=== Data in this exercise ===

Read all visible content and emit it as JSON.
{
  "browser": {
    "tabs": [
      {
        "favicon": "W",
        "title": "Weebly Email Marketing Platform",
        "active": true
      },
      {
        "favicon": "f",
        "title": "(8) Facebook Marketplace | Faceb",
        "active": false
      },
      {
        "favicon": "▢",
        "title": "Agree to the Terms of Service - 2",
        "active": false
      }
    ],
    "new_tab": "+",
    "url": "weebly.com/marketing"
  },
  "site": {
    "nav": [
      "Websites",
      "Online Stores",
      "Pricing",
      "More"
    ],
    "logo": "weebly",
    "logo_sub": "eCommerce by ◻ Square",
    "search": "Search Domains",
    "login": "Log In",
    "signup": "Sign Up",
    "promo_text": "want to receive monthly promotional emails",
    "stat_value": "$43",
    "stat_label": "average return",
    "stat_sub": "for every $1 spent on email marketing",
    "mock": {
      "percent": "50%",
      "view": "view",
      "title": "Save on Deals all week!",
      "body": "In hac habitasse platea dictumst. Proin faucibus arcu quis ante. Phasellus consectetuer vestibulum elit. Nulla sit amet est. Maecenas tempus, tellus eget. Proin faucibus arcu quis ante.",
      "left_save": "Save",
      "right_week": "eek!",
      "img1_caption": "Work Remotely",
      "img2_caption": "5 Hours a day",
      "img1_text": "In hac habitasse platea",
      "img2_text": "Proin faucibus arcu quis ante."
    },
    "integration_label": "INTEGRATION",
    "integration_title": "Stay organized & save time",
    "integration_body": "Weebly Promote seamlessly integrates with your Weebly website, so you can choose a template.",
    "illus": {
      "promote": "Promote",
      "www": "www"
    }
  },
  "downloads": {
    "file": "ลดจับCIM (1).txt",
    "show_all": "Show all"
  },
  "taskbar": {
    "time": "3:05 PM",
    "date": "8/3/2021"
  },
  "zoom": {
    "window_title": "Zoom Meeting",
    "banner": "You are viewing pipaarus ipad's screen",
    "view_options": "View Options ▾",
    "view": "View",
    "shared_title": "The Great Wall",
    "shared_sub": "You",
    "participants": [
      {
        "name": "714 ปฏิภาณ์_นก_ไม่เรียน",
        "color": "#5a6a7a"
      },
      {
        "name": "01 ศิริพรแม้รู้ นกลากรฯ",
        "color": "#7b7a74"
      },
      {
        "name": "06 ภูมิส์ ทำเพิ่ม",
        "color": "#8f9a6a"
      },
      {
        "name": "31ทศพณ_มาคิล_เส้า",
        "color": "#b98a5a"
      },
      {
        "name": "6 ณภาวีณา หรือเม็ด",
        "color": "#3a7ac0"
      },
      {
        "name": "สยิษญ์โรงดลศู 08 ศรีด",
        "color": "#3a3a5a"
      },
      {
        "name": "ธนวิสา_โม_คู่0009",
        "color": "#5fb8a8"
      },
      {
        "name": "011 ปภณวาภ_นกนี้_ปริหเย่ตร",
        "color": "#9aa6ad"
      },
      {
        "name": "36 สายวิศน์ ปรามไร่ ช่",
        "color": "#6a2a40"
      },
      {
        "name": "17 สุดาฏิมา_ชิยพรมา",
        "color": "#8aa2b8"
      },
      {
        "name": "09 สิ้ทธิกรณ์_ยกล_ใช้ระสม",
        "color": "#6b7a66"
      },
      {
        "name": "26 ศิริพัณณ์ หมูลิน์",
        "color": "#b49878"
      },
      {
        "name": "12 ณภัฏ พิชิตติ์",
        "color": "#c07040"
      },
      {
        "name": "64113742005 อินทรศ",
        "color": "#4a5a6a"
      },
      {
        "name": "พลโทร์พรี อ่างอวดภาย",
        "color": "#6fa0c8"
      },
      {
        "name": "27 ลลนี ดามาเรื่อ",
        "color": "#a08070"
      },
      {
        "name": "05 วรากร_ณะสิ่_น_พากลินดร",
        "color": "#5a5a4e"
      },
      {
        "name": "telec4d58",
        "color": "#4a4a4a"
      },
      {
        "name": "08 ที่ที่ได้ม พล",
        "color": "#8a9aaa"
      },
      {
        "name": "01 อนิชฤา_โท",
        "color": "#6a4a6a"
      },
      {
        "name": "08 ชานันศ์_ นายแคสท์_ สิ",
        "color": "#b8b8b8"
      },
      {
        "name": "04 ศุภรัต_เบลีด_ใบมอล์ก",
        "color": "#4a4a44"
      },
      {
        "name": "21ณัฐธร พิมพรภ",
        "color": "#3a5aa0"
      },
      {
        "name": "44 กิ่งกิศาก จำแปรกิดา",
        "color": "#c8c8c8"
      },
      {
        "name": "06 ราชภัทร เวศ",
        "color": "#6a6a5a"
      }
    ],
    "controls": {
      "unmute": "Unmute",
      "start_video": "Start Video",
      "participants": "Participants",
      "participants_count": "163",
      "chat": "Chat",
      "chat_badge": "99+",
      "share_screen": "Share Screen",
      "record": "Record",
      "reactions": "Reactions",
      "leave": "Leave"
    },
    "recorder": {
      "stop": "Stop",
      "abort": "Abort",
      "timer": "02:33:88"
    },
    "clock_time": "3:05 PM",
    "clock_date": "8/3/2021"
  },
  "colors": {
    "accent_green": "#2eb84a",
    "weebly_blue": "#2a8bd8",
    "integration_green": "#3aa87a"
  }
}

===

Goal
Reproduce the material above, every line of it, exactly.

The reply
Read all visible content and emit it as JSON.
{
  "browser": {
    "tabs": [
      {
        "favicon": "W",
        "title": "Weebly Email Marketing Platform",
        "active": true
      },
      {
        "favicon": "f",
        "title": "(8) Facebook Marketplace | Faceb",
        "active": false
      },
      {
        "favicon": "▢",
        "title": "Agree to the Terms of Service - 2",
        "active": false
      }
    ],
    "new_tab": "+",
    "url": "weebly.com/marketing"
  },
  "site": {
    "nav": [
      "Websites",
      "Online Stores",
      "Pricing",
      "More"
    ],
    "logo": "weebly",
    "logo_sub": "eCommerce by ◻ Square",
    "search": "Search Domains",
    "login": "Log In",
    "signup": "Sign Up",
    "promo_text": "want to receive monthly promotional emails",
    "stat_value": "$43",
    "stat_label": "average return",
    "stat_sub": "for every $1 spent on email marketing",
    "mock": {
      "percent": "50%",
      "view": "view",
      "title": "Save on Deals all week!",
      "body": "In hac habitasse platea dictumst. Proin faucibus arcu quis ante. Phasellus consectetuer vestibulum elit. Nulla sit amet est. Maecenas tempus, tellus eget. Proin faucibus arcu quis ante.",
      "left_save": "Save",
      "right_week": "eek!",
      "img1_caption": "Work Remotely",
      "img2_caption": "5 Hours a day",
      "img1_text": "In hac habitasse platea",
      "img2_text": "Proin faucibus arcu quis ante."
    },
    "integration_label": "INTEGRATION",
    "integration_title": "Stay organized & save time",
    "integration_body": "Weebly Promote seamlessly integrates with your Weebly website, so you can choose a template.",
    "illus": {
      "promote": "Promote",
      "www": "www"
    }
  },
  "downloads": {
    "file": "ลดจับCIM (1).txt",
    "show_all": "Show all"
  },
  "taskbar": {
    "time": "3:05 PM",
    "date": "8/3/2021"
  },
  "zoom": {
    "window_title": "Zoom Meeting",
    "banner": "You are viewing pipaarus ipad's screen",
    "view_options": "View Options ▾",
    "view": "View",
    "shared_title": "The Great Wall",
    "shared_sub": "You",
    "participants": [
      {
        "name": "714 ปฏิภาณ์_นก_ไม่เรียน",
        "color": "#5a6a7a"
      },
      {
        "name": "01 ศิริพรแม้รู้ นกลากรฯ",
        "color": "#7b7a74"
      },
      {
        "name": "06 ภูมิส์ ทำเพิ่ม",
        "color": "#8f9a6a"
      },
      {
        "name": "31ทศพณ_มาคิล_เส้า",
        "color": "#b98a5a"
      },
      {
        "name": "6 ณภาวีณา หรือเม็ด",
        "color": "#3a7ac0"
      },
      {
        "name": "สยิษญ์โรงดลศู 08 ศรีด",
        "color": "#3a3a5a"
      },
      {
        "name": "ธนวิสา_โม_คู่0009",
        "color": "#5fb8a8"
      },
      {
        "name": "011 ปภณวาภ_นกนี้_ปริหเย่ตร",
        "color": "#9aa6ad"
      },
      {
        "name": "36 สายวิศน์ ปรามไร่ ช่",
        "color": "#6a2a40"
      },
      {
        "name": "17 สุดาฏิมา_ชิยพรมา",
        "color": "#8aa2b8"
      },
      {
        "name": "09 สิ้ทธิกรณ์_ยกล_ใช้ระสม",
        "color": "#6b7a66"
      },
      {
        "name": "26 ศิริพัณณ์ หมูลิน์",
        "color": "#b49878"
      },
      {
        "name": "12 ณภัฏ พิชิตติ์",
        "color": "#c07040"
      },
      {
        "name": "64113742005 อินทรศ",
        "color": "#4a5a6a"
      },
      {
        "name": "พลโทร์พรี อ่างอวดภาย",
        "color": "#6fa0c8"
      },
      {
        "name": "27 ลลนี ดามาเรื่อ",
        "color": "#a08070"
      },
      {
        "name": "05 วรากร_ณะสิ่_น_พากลินดร",
        "color": "#5a5a4e"
      },
      {
        "name": "telec4d58",
        "color": "#4a4a4a"
      },
      {
        "name": "08 ที่ที่ได้ม พล",
        "color": "#8a9aaa"
      },
      {
        "name": "01 อนิชฤา_โท",
        "color": "#6a4a6a"
      },
      {
        "name": "08 ชานันศ์_ นายแคสท์_ สิ",
        "color": "#b8b8b8"
      },
      {
        "name": "04 ศุภรัต_เบลีด_ใบมอล์ก",
        "color": "#4a4a44"
      },
      {
        "name": "21ณัฐธร พิมพรภ",
        "color": "#3a5aa0"
      },
      {
        "name": "44 กิ่งกิศาก จำแปรกิดา",
        "color": "#c8c8c8"
      },
      {
        "name": "06 ราชภัทร เวศ",
        "color": "#6a6a5a"
      }
    ],
    "controls": {
      "unmute": "Unmute",
      "start_video": "Start Video",
      "participants": "Participants",
      "participants_count": "163",
      "chat": "Chat",
      "chat_badge": "99+",
      "share_screen": "Share Screen",
      "record": "Record",
      "reactions": "Reactions",
      "leave": "Leave"
    },
    "recorder": {
      "stop": "Stop",
      "abort": "Abort",
      "timer": "02:33:88"
    },
    "clock_time": "3:05 PM",
    "clock_date": "8/3/2021"
  },
  "colors": {
    "accent_green": "#2eb84a",
    "weebly_blue": "#2a8bd8",
    "integration_green": "#3aa87a"
  }
}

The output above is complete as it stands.